> **Task goal**: Repeat the records in full and exactly, omitting pictures.

> **Exercise inputs**:
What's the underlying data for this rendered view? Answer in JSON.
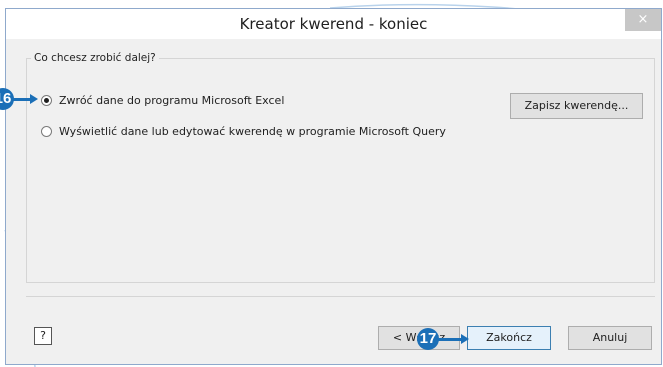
{
  "window": {
    "title": "Kreator kwerend - koniec",
    "close_icon": "close-icon",
    "close_glyph": "×"
  },
  "group": {
    "legend": "Co chcesz zrobić dalej?"
  },
  "options": [
    {
      "label": "Zwróć dane do programu Microsoft Excel",
      "checked": true
    },
    {
      "label": "Wyświetlić dane lub edytować kwerendę w programie Microsoft Query",
      "checked": false
    }
  ],
  "buttons": {
    "save_query": "Zapisz kwerendę...",
    "back": "< Wstecz",
    "finish": "Zakończ",
    "cancel": "Anuluj",
    "help_glyph": "?"
  },
  "callouts": {
    "step_16": "16",
    "step_17": "17",
    "color": "#1b6fb7"
  }
}
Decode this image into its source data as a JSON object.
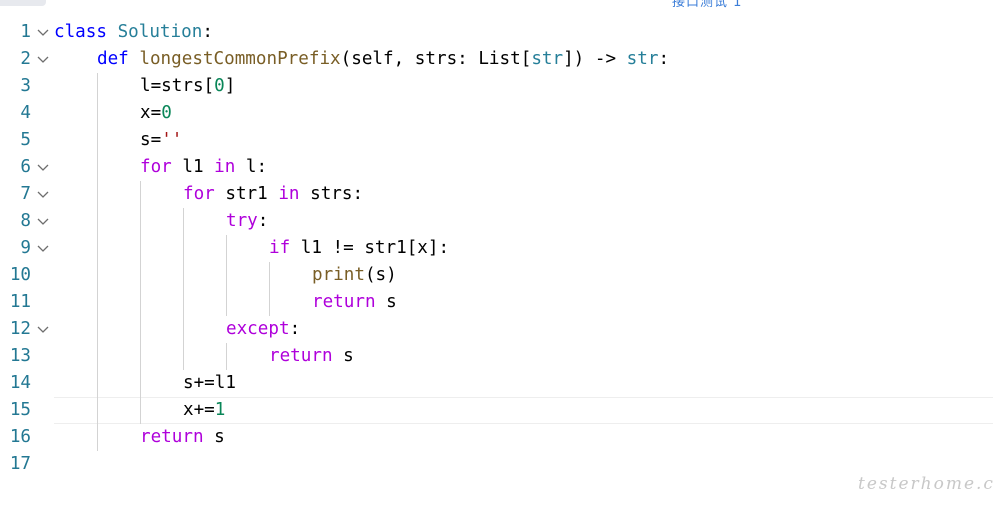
{
  "tab": {
    "partial_title": "接口测试 1"
  },
  "editor": {
    "lines": [
      {
        "num": "1",
        "fold": true,
        "current": false,
        "indent": 0,
        "tokens": [
          [
            "kw",
            "class"
          ],
          [
            "txt",
            " "
          ],
          [
            "cl",
            "Solution"
          ],
          [
            "txt",
            ":"
          ]
        ]
      },
      {
        "num": "2",
        "fold": true,
        "current": false,
        "indent": 1,
        "tokens": [
          [
            "kw",
            "def"
          ],
          [
            "txt",
            " "
          ],
          [
            "fn",
            "longestCommonPrefix"
          ],
          [
            "txt",
            "(self, strs: List["
          ],
          [
            "cl",
            "str"
          ],
          [
            "txt",
            "]) -> "
          ],
          [
            "cl",
            "str"
          ],
          [
            "txt",
            ":"
          ]
        ]
      },
      {
        "num": "3",
        "fold": false,
        "current": false,
        "indent": 2,
        "tokens": [
          [
            "txt",
            "l=strs["
          ],
          [
            "num",
            "0"
          ],
          [
            "txt",
            "]"
          ]
        ]
      },
      {
        "num": "4",
        "fold": false,
        "current": false,
        "indent": 2,
        "tokens": [
          [
            "txt",
            "x="
          ],
          [
            "num",
            "0"
          ]
        ]
      },
      {
        "num": "5",
        "fold": false,
        "current": false,
        "indent": 2,
        "tokens": [
          [
            "txt",
            "s="
          ],
          [
            "str",
            "''"
          ]
        ]
      },
      {
        "num": "6",
        "fold": true,
        "current": false,
        "indent": 2,
        "tokens": [
          [
            "ctl",
            "for"
          ],
          [
            "txt",
            " l1 "
          ],
          [
            "ctl",
            "in"
          ],
          [
            "txt",
            " l:"
          ]
        ]
      },
      {
        "num": "7",
        "fold": true,
        "current": false,
        "indent": 3,
        "tokens": [
          [
            "ctl",
            "for"
          ],
          [
            "txt",
            " str1 "
          ],
          [
            "ctl",
            "in"
          ],
          [
            "txt",
            " strs:"
          ]
        ]
      },
      {
        "num": "8",
        "fold": true,
        "current": false,
        "indent": 4,
        "tokens": [
          [
            "ctl",
            "try"
          ],
          [
            "txt",
            ":"
          ]
        ]
      },
      {
        "num": "9",
        "fold": true,
        "current": false,
        "indent": 5,
        "tokens": [
          [
            "ctl",
            "if"
          ],
          [
            "txt",
            " l1 != str1[x]:"
          ]
        ]
      },
      {
        "num": "10",
        "fold": false,
        "current": false,
        "indent": 6,
        "tokens": [
          [
            "fn",
            "print"
          ],
          [
            "txt",
            "(s)"
          ]
        ]
      },
      {
        "num": "11",
        "fold": false,
        "current": false,
        "indent": 6,
        "tokens": [
          [
            "ctl",
            "return"
          ],
          [
            "txt",
            " s"
          ]
        ]
      },
      {
        "num": "12",
        "fold": true,
        "current": false,
        "indent": 4,
        "tokens": [
          [
            "ctl",
            "except"
          ],
          [
            "txt",
            ":"
          ]
        ]
      },
      {
        "num": "13",
        "fold": false,
        "current": false,
        "indent": 5,
        "tokens": [
          [
            "ctl",
            "return"
          ],
          [
            "txt",
            " s"
          ]
        ]
      },
      {
        "num": "14",
        "fold": false,
        "current": false,
        "indent": 3,
        "tokens": [
          [
            "txt",
            "s+=l1"
          ]
        ]
      },
      {
        "num": "15",
        "fold": false,
        "current": true,
        "indent": 3,
        "tokens": [
          [
            "txt",
            "x+="
          ],
          [
            "num",
            "1"
          ]
        ]
      },
      {
        "num": "16",
        "fold": false,
        "current": false,
        "indent": 2,
        "tokens": [
          [
            "ctl",
            "return"
          ],
          [
            "txt",
            " s"
          ]
        ]
      },
      {
        "num": "17",
        "fold": false,
        "current": false,
        "indent": 0,
        "tokens": []
      }
    ]
  },
  "watermark": "testerhome.com",
  "colors": {
    "line_number": "#237893",
    "keyword": "#0000ff",
    "class_type": "#267f99",
    "function": "#795e26",
    "control": "#af00db",
    "number": "#098658",
    "string": "#a31515",
    "text": "#000000",
    "indent_guide": "#d3d3d3",
    "current_line_border": "#eeeeee"
  },
  "icons": {
    "fold": "chevron-down-icon"
  }
}
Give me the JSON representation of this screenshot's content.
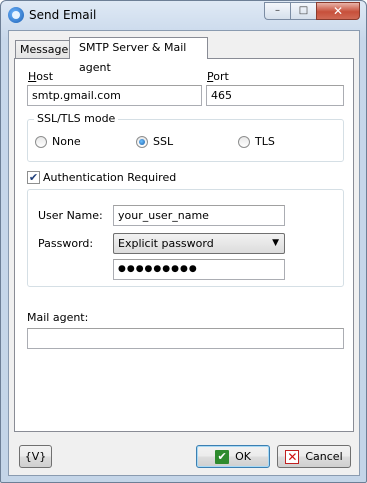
{
  "window": {
    "title": "Send Email",
    "minimize": "–",
    "maximize": "□",
    "close": "✕"
  },
  "tabs": [
    {
      "label": "Message",
      "active": false
    },
    {
      "label": "SMTP Server & Mail agent",
      "active": true
    }
  ],
  "host": {
    "label_first": "H",
    "label_rest": "ost",
    "value": "smtp.gmail.com"
  },
  "port": {
    "label_first": "P",
    "label_rest": "ort",
    "value": "465"
  },
  "ssl": {
    "title": "SSL/TLS mode",
    "options": [
      {
        "label": "None",
        "checked": false
      },
      {
        "label": "SSL",
        "checked": true
      },
      {
        "label": "TLS",
        "checked": false
      }
    ]
  },
  "auth": {
    "checkbox_label": "Authentication Required",
    "checked": true,
    "check_glyph": "✔",
    "username_label": "User Name:",
    "username_value": "your_user_name",
    "password_label": "Password:",
    "password_mode": "Explicit password",
    "password_masked": "●●●●●●●●●"
  },
  "mail_agent": {
    "label": "Mail agent:",
    "value": ""
  },
  "buttons": {
    "variables": "{V}",
    "ok": "OK",
    "cancel": "Cancel"
  },
  "icons": {
    "ok": "check-icon",
    "cancel": "cross-icon",
    "dropdown": "▼",
    "ok_glyph": "✔",
    "cancel_glyph": "✕"
  }
}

> **Answer to the exercise**:
What's the underlying data for this rendered view? Answer in JSON.
{
  "window": {
    "title": "Kreator kwerend - koniec",
    "close_icon": "close-icon",
    "close_glyph": "×"
  },
  "group": {
    "legend": "Co chcesz zrobić dalej?"
  },
  "options": [
    {
      "label": "Zwróć dane do programu Microsoft Excel",
      "checked": true
    },
    {
      "label": "Wyświetlić dane lub edytować kwerendę w programie Microsoft Query",
      "checked": false
    }
  ],
  "buttons": {
    "save_query": "Zapisz kwerendę...",
    "back": "< Wstecz",
    "finish": "Zakończ",
    "cancel": "Anuluj",
    "help_glyph": "?"
  },
  "callouts": {
    "step_16": "16",
    "step_17": "17",
    "color": "#1b6fb7"
  }
}
Decode this image into its source data as a JSON object.
{
  "tab": {
    "partial_title": "接口测试 1"
  },
  "editor": {
    "lines": [
      {
        "num": "1",
        "fold": true,
        "current": false,
        "indent": 0,
        "tokens": [
          [
            "kw",
            "class"
          ],
          [
            "txt",
            " "
          ],
          [
            "cl",
            "Solution"
          ],
          [
            "txt",
            ":"
          ]
        ]
      },
      {
        "num": "2",
        "fold": true,
        "current": false,
        "indent": 1,
        "tokens": [
          [
            "kw",
            "def"
          ],
          [
            "txt",
            " "
          ],
          [
            "fn",
            "longestCommonPrefix"
          ],
          [
            "txt",
            "(self, strs: List["
          ],
          [
            "cl",
            "str"
          ],
          [
            "txt",
            "]) -> "
          ],
          [
            "cl",
            "str"
          ],
          [
            "txt",
            ":"
          ]
        ]
      },
      {
        "num": "3",
        "fold": false,
        "current": false,
        "indent": 2,
        "tokens": [
          [
            "txt",
            "l=strs["
          ],
          [
            "num",
            "0"
          ],
          [
            "txt",
            "]"
          ]
        ]
      },
      {
        "num": "4",
        "fold": false,
        "current": false,
        "indent": 2,
        "tokens": [
          [
            "txt",
            "x="
          ],
          [
            "num",
            "0"
          ]
        ]
      },
      {
        "num": "5",
        "fold": false,
        "current": false,
        "indent": 2,
        "tokens": [
          [
            "txt",
            "s="
          ],
          [
            "str",
            "''"
          ]
        ]
      },
      {
        "num": "6",
        "fold": true,
        "current": false,
        "indent": 2,
        "tokens": [
          [
            "ctl",
            "for"
          ],
          [
            "txt",
            " l1 "
          ],
          [
            "ctl",
            "in"
          ],
          [
            "txt",
            " l:"
          ]
        ]
      },
      {
        "num": "7",
        "fold": true,
        "current": false,
        "indent": 3,
        "tokens": [
          [
            "ctl",
            "for"
          ],
          [
            "txt",
            " str1 "
          ],
          [
            "ctl",
            "in"
          ],
          [
            "txt",
            " strs:"
          ]
        ]
      },
      {
        "num": "8",
        "fold": true,
        "current": false,
        "indent": 4,
        "tokens": [
          [
            "ctl",
            "try"
          ],
          [
            "txt",
            ":"
          ]
        ]
      },
      {
        "num": "9",
        "fold": true,
        "current": false,
        "indent": 5,
        "tokens": [
          [
            "ctl",
            "if"
          ],
          [
            "txt",
            " l1 != str1[x]:"
          ]
        ]
      },
      {
        "num": "10",
        "fold": false,
        "current": false,
        "indent": 6,
        "tokens": [
          [
            "fn",
            "print"
          ],
          [
            "txt",
            "(s)"
          ]
        ]
      },
      {
        "num": "11",
        "fold": false,
        "current": false,
        "indent": 6,
        "tokens": [
          [
            "ctl",
            "return"
          ],
          [
            "txt",
            " s"
          ]
        ]
      },
      {
        "num": "12",
        "fold": true,
        "current": false,
        "indent": 4,
        "tokens": [
          [
            "ctl",
            "except"
          ],
          [
            "txt",
            ":"
          ]
        ]
      },
      {
        "num": "13",
        "fold": false,
        "current": false,
        "indent": 5,
        "tokens": [
          [
            "ctl",
            "return"
          ],
          [
            "txt",
            " s"
          ]
        ]
      },
      {
        "num": "14",
        "fold": false,
        "current": false,
        "indent": 3,
        "tokens": [
          [
            "txt",
            "s+=l1"
          ]
        ]
      },
      {
        "num": "15",
        "fold": false,
        "current": true,
        "indent": 3,
        "tokens": [
          [
            "txt",
            "x+="
          ],
          [
            "num",
            "1"
          ]
        ]
      },
      {
        "num": "16",
        "fold": false,
        "current": false,
        "indent": 2,
        "tokens": [
          [
            "ctl",
            "return"
          ],
          [
            "txt",
            " s"
          ]
        ]
      },
      {
        "num": "17",
        "fold": false,
        "current": false,
        "indent": 0,
        "tokens": []
      }
    ]
  },
  "watermark": "testerhome.com",
  "colors": {
    "line_number": "#237893",
    "keyword": "#0000ff",
    "class_type": "#267f99",
    "function": "#795e26",
    "control": "#af00db",
    "number": "#098658",
    "string": "#a31515",
    "text": "#000000",
    "indent_guide": "#d3d3d3",
    "current_line_border": "#eeeeee"
  },
  "icons": {
    "fold": "chevron-down-icon"
  }
}
Give me the JSON representation of this screenshot's content.
{
  "window": {
    "title": "Send Email",
    "minimize": "–",
    "maximize": "□",
    "close": "✕"
  },
  "tabs": [
    {
      "label": "Message",
      "active": false
    },
    {
      "label": "SMTP Server & Mail agent",
      "active": true
    }
  ],
  "host": {
    "label_first": "H",
    "label_rest": "ost",
    "value": "smtp.gmail.com"
  },
  "port": {
    "label_first": "P",
    "label_rest": "ort",
    "value": "465"
  },
  "ssl": {
    "title": "SSL/TLS mode",
    "options": [
      {
        "label": "None",
        "checked": false
      },
      {
        "label": "SSL",
        "checked": true
      },
      {
        "label": "TLS",
        "checked": false
      }
    ]
  },
  "auth": {
    "checkbox_label": "Authentication Required",
    "checked": true,
    "check_glyph": "✔",
    "username_label": "User Name:",
    "username_value": "your_user_name",
    "password_label": "Password:",
    "password_mode": "Explicit password",
    "password_masked": "●●●●●●●●●"
  },
  "mail_agent": {
    "label": "Mail agent:",
    "value": ""
  },
  "buttons": {
    "variables": "{V}",
    "ok": "OK",
    "cancel": "Cancel"
  },
  "icons": {
    "ok": "check-icon",
    "cancel": "cross-icon",
    "dropdown": "▼",
    "ok_glyph": "✔",
    "cancel_glyph": "✕"
  }
}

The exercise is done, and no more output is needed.